** START Recorded data **
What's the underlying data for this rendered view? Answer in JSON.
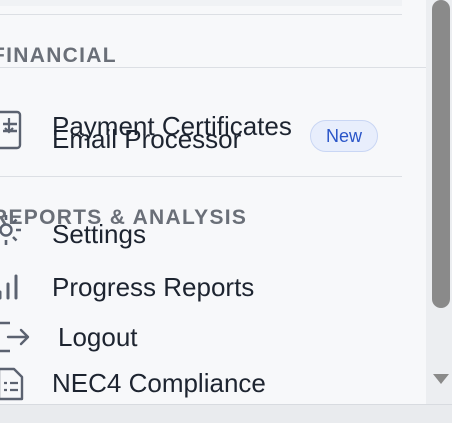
{
  "sections": {
    "financial": "FINANCIAL",
    "reports": "REPORTS & ANALYSIS"
  },
  "nav": {
    "payment_certificates": "Payment Certificates",
    "email_processor": "Email Processor",
    "new_badge": "New",
    "settings": "Settings",
    "progress_reports": "Progress Reports",
    "logout": "Logout",
    "nec4_compliance": "NEC4 Compliance"
  },
  "icons": {
    "payment": "receipt-icon",
    "settings": "gear-icon",
    "progress": "bar-chart-icon",
    "logout": "logout-icon",
    "compliance": "document-icon"
  },
  "colors": {
    "badge_text": "#2a55c8",
    "badge_bg": "#e8eefc",
    "heading": "#6a6f78",
    "label": "#1d2430"
  }
}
** END Recorded data **
» Written exercise
Write out again every line above exactly as given; the pictures do not belong in the copy.

» Output of the exercise
What's the underlying data for this rendered view? Answer in JSON.
{
  "sections": {
    "financial": "FINANCIAL",
    "reports": "REPORTS & ANALYSIS"
  },
  "nav": {
    "payment_certificates": "Payment Certificates",
    "email_processor": "Email Processor",
    "new_badge": "New",
    "settings": "Settings",
    "progress_reports": "Progress Reports",
    "logout": "Logout",
    "nec4_compliance": "NEC4 Compliance"
  },
  "icons": {
    "payment": "receipt-icon",
    "settings": "gear-icon",
    "progress": "bar-chart-icon",
    "logout": "logout-icon",
    "compliance": "document-icon"
  },
  "colors": {
    "badge_text": "#2a55c8",
    "badge_bg": "#e8eefc",
    "heading": "#6a6f78",
    "label": "#1d2430"
  }
}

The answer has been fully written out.